§ **Task input**
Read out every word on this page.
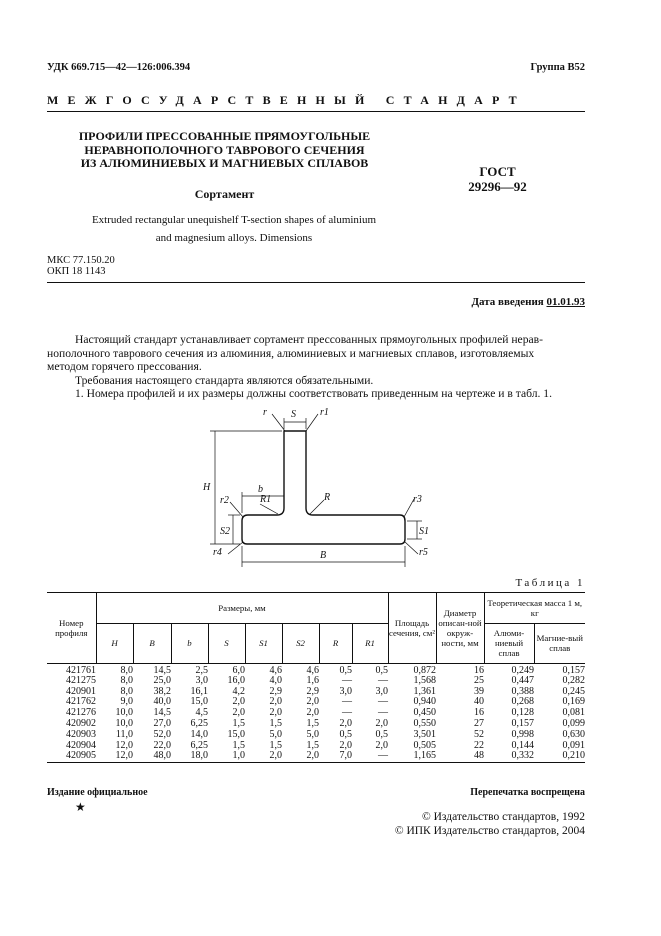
УДК 669.715—42—126:006.394	Группа В52
МЕЖГОСУДАРСТВЕННЫЙ СТАНДАРТ
ПРОФИЛИ ПРЕССОВАННЫЕ ПРЯМОУГОЛЬНЫЕ
НЕРАВНОПОЛОЧНОГО ТАВРОВОГО СЕЧЕНИЯ
ИЗ АЛЮМИНИЕВЫХ И МАГНИЕВЫХ СПЛАВОВ
Сортамент
Extruded rectangular unequishelf T-section shapes of aluminium
and magnesium alloys. Dimensions
ГОСТ
29296—92
МКС 77.150.20
ОКП 18 1143
Дата введения 01.01.93
Настоящий стандарт устанавливает сортамент прессованных прямоугольных профилей нерав-
нополочного таврового сечения из алюминия, алюминиевых и магниевых сплавов, изготовляемых
методом горячего прессования.
Требования настоящего стандарта являются обязательными.
1. Номера профилей и их размеры должны соответствовать приведенным на чертеже и в табл. 1.
r S r1
H	b
R1	R
r2	r3
S2	S1
B
r4	r5
Таблица 1
Номер профиля	Размеры, мм								Площадь сечения, см²	Диаметр описан-ной окруж-ности, мм	Теоретическая масса 1 м, кг	
	H	B	b	S	S1	S2	R	R1			Алюми-ниевый сплав	Магние-вый сплав
421761	8,0	14,5	2,5	6,0	4,6	4,6	0,5	0,5	0,872	16	0,249	0,157
421275	8,0	25,0	3,0	16,0	4,0	1,6	—	—	1,568	25	0,447	0,282
420901	8,0	38,2	16,1	4,2	2,9	2,9	3,0	3,0	1,361	39	0,388	0,245
421762	9,0	40,0	15,0	2,0	2,0	2,0	—	—	0,940	40	0,268	0,169
421276	10,0	14,5	4,5	2,0	2,0	2,0	—	—	0,450	16	0,128	0,081
420902	10,0	27,0	6,25	1,5	1,5	1,5	2,0	2,0	0,550	27	0,157	0,099
420903	11,0	52,0	14,0	15,0	5,0	5,0	0,5	0,5	3,501	52	0,998	0,630
420904	12,0	22,0	6,25	1,5	1,5	1,5	2,0	2,0	0,505	22	0,144	0,091
420905	12,0	48,0	18,0	1,0	2,0	2,0	7,0	—	1,165	48	0,332	0,210
Издание официальное
★
Перепечатка воспрещена
© Издательство стандартов, 1992
© ИПК Издательство стандартов, 2004
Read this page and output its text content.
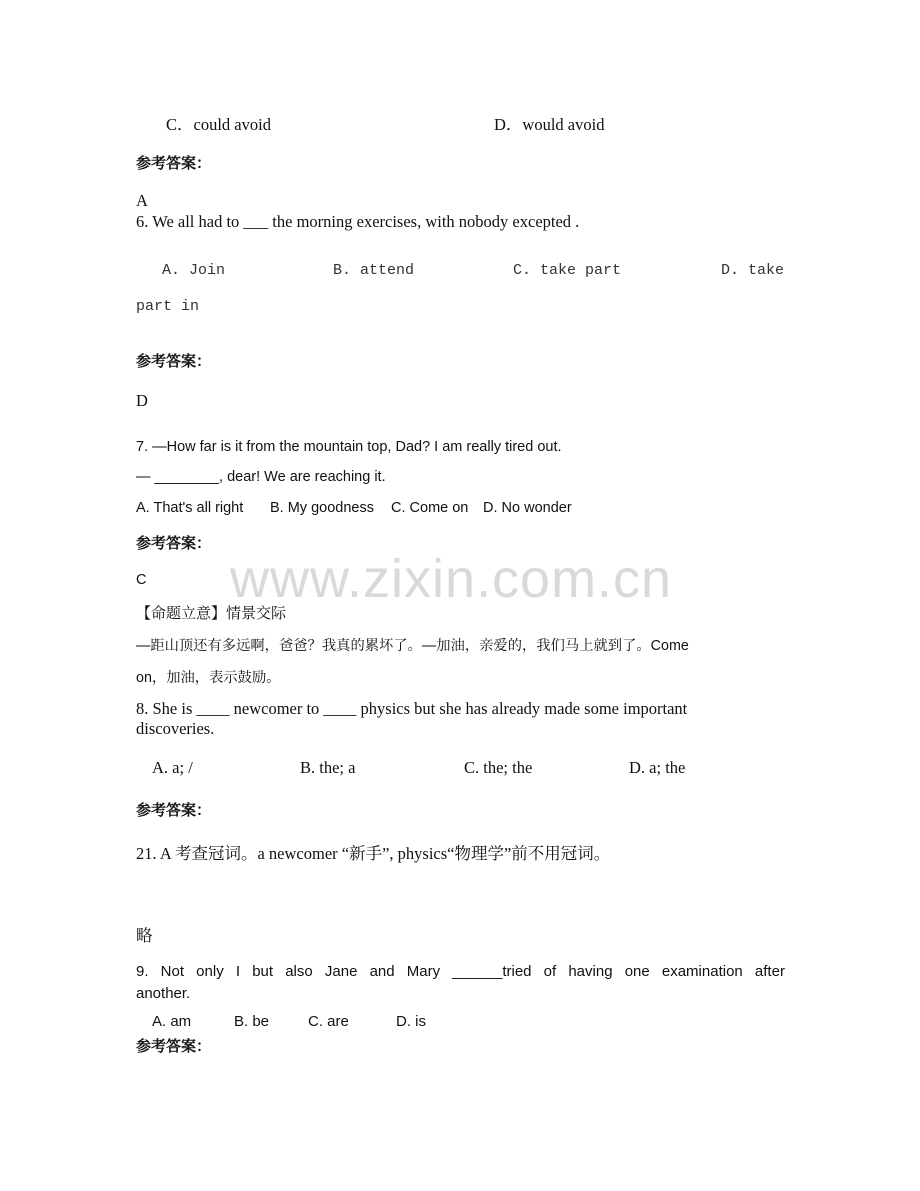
www.zixin.com.cn
C．could avoid	D．would avoid
参考答案：
A
6. We all had to ___ the morning exercises, with nobody excepted .
A. Join	B. attend	C. take part	D. take
part in
参考答案：
D
7. —How far is it from the mountain top, Dad? I am really tired out.
— ________, dear! We are reaching it.
A. That's all right B. My goodness C. Come on D. No wonder
参考答案：
C
【命题立意】情景交际
—距山顶还有多远啊，爸爸？我真的累坏了。—加油，亲爱的，我们马上就到了。Come
on，加油，表示鼓励。
8. She is ____ newcomer to ____ physics but she has already made some important
discoveries.
A. a; /	B. the; a	C. the; the	D. a; the
参考答案：
21. A 考查冠词。a newcomer “新手”, physics“物理学”前不用冠词。
略
9. Not only I but also Jane and Mary ______tried of having one examination after
another.
A. am	B. be	C. are	D. is
参考答案：
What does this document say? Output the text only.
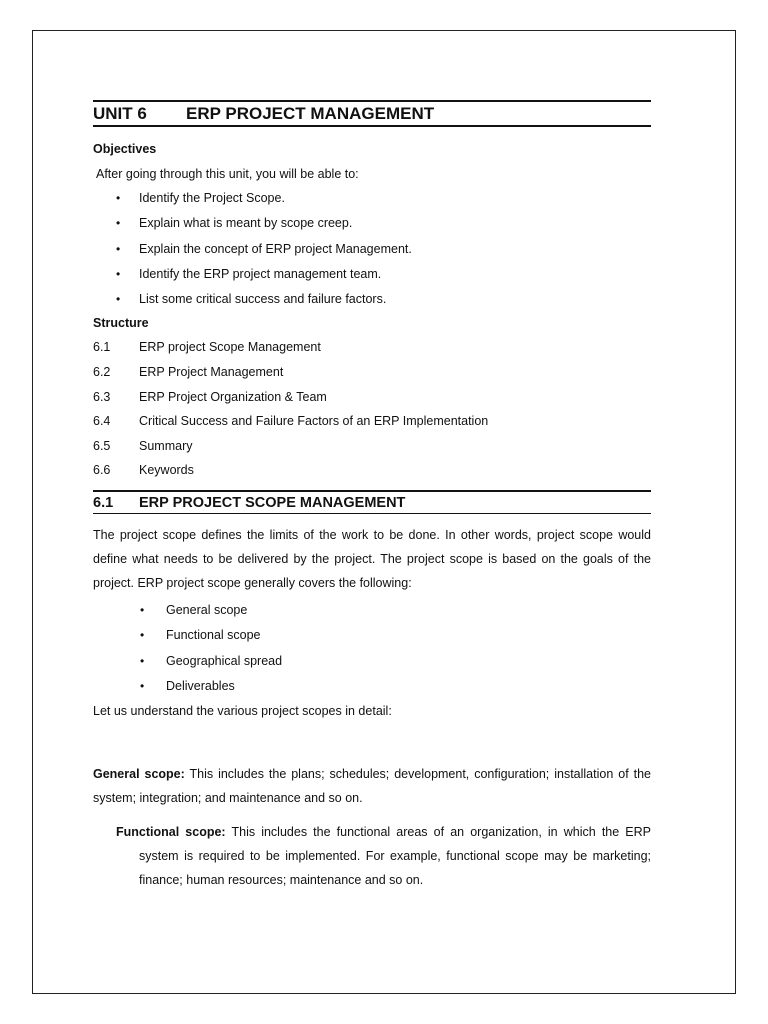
UNIT 6	ERP PROJECT MANAGEMENT
Objectives
After going through this unit, you will be able to:
• Identify the Project Scope.
• Explain what is meant by scope creep.
• Explain the concept of ERP project Management.
• Identify the ERP project management team.
• List some critical success and failure factors.
Structure
6.1	ERP project Scope Management
6.2	ERP Project Management
6.3	ERP Project Organization & Team
6.4	Critical Success and Failure Factors of an ERP Implementation
6.5	Summary
6.6	Keywords
6.1	ERP PROJECT SCOPE MANAGEMENT
The project scope defines the limits of the work to be done. In other words, project scope would define what needs to be delivered by the project. The project scope is based on the goals of the project. ERP project scope generally covers the following:
• General scope
• Functional scope
• Geographical spread
• Deliverables
Let us understand the various project scopes in detail:
General scope: This includes the plans; schedules; development, configuration; installation of the system; integration; and maintenance and so on.
Functional scope: This includes the functional areas of an organization, in which the ERP system is required to be implemented. For example, functional scope may be marketing; finance; human resources; maintenance and so on.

§ **Task instructions**
Search the records above for "some". Copy each line where it is found.

§ **Solution**
8. She is ____ newcomer to ____ physics but she has already made some important
• List some critical success and failure factors.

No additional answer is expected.